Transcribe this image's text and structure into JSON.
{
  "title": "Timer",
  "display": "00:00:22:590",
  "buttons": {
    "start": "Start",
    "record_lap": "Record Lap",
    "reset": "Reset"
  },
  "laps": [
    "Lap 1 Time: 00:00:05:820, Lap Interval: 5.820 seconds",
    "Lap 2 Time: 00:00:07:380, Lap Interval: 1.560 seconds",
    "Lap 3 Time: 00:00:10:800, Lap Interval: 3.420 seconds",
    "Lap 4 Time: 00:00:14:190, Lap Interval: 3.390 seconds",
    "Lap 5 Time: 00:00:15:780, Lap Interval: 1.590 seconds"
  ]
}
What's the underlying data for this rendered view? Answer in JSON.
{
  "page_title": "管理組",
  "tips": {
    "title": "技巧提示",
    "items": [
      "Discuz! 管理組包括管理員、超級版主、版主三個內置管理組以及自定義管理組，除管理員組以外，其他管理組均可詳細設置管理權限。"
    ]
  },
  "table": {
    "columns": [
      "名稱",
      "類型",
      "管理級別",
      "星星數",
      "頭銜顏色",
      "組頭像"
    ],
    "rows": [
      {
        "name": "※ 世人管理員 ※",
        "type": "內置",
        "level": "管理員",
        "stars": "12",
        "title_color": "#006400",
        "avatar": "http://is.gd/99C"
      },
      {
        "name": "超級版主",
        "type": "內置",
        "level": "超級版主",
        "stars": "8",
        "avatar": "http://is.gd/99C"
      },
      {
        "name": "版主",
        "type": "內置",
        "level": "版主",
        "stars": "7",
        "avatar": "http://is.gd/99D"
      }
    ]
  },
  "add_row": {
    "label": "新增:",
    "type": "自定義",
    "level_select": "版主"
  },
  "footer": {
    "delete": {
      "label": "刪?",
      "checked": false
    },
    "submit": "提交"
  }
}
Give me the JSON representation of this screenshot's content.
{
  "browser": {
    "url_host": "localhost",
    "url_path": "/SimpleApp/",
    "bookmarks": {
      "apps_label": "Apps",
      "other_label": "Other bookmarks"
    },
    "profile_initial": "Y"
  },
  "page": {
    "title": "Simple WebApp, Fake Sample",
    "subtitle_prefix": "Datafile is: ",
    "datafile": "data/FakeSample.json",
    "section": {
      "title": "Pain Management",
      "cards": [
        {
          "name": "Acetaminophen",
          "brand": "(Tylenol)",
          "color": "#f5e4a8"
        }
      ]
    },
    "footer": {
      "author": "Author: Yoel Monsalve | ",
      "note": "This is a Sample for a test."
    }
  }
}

++++++++

The records above should be repeated in full, exactly as given.

Task answer:
Transcribe this image's text and structure into JSON.
{
  "title": "Timer",
  "display": "00:00:22:590",
  "buttons": {
    "start": "Start",
    "record_lap": "Record Lap",
    "reset": "Reset"
  },
  "laps": [
    "Lap 1 Time: 00:00:05:820, Lap Interval: 5.820 seconds",
    "Lap 2 Time: 00:00:07:380, Lap Interval: 1.560 seconds",
    "Lap 3 Time: 00:00:10:800, Lap Interval: 3.420 seconds",
    "Lap 4 Time: 00:00:14:190, Lap Interval: 3.390 seconds",
    "Lap 5 Time: 00:00:15:780, Lap Interval: 1.590 seconds"
  ]
}
What's the underlying data for this rendered view? Answer in JSON.
{
  "page_title": "管理組",
  "tips": {
    "title": "技巧提示",
    "items": [
      "Discuz! 管理組包括管理員、超級版主、版主三個內置管理組以及自定義管理組，除管理員組以外，其他管理組均可詳細設置管理權限。"
    ]
  },
  "table": {
    "columns": [
      "名稱",
      "類型",
      "管理級別",
      "星星數",
      "頭銜顏色",
      "組頭像"
    ],
    "rows": [
      {
        "name": "※ 世人管理員 ※",
        "type": "內置",
        "level": "管理員",
        "stars": "12",
        "title_color": "#006400",
        "avatar": "http://is.gd/99C"
      },
      {
        "name": "超級版主",
        "type": "內置",
        "level": "超級版主",
        "stars": "8",
        "avatar": "http://is.gd/99C"
      },
      {
        "name": "版主",
        "type": "內置",
        "level": "版主",
        "stars": "7",
        "avatar": "http://is.gd/99D"
      }
    ]
  },
  "add_row": {
    "label": "新增:",
    "type": "自定義",
    "level_select": "版主"
  },
  "footer": {
    "delete": {
      "label": "刪?",
      "checked": false
    },
    "submit": "提交"
  }
}
Give me the JSON representation of this screenshot's content.
{
  "browser": {
    "url_host": "localhost",
    "url_path": "/SimpleApp/",
    "bookmarks": {
      "apps_label": "Apps",
      "other_label": "Other bookmarks"
    },
    "profile_initial": "Y"
  },
  "page": {
    "title": "Simple WebApp, Fake Sample",
    "subtitle_prefix": "Datafile is: ",
    "datafile": "data/FakeSample.json",
    "section": {
      "title": "Pain Management",
      "cards": [
        {
          "name": "Acetaminophen",
          "brand": "(Tylenol)",
          "color": "#f5e4a8"
        }
      ]
    },
    "footer": {
      "author": "Author: Yoel Monsalve | ",
      "note": "This is a Sample for a test."
    }
  }
}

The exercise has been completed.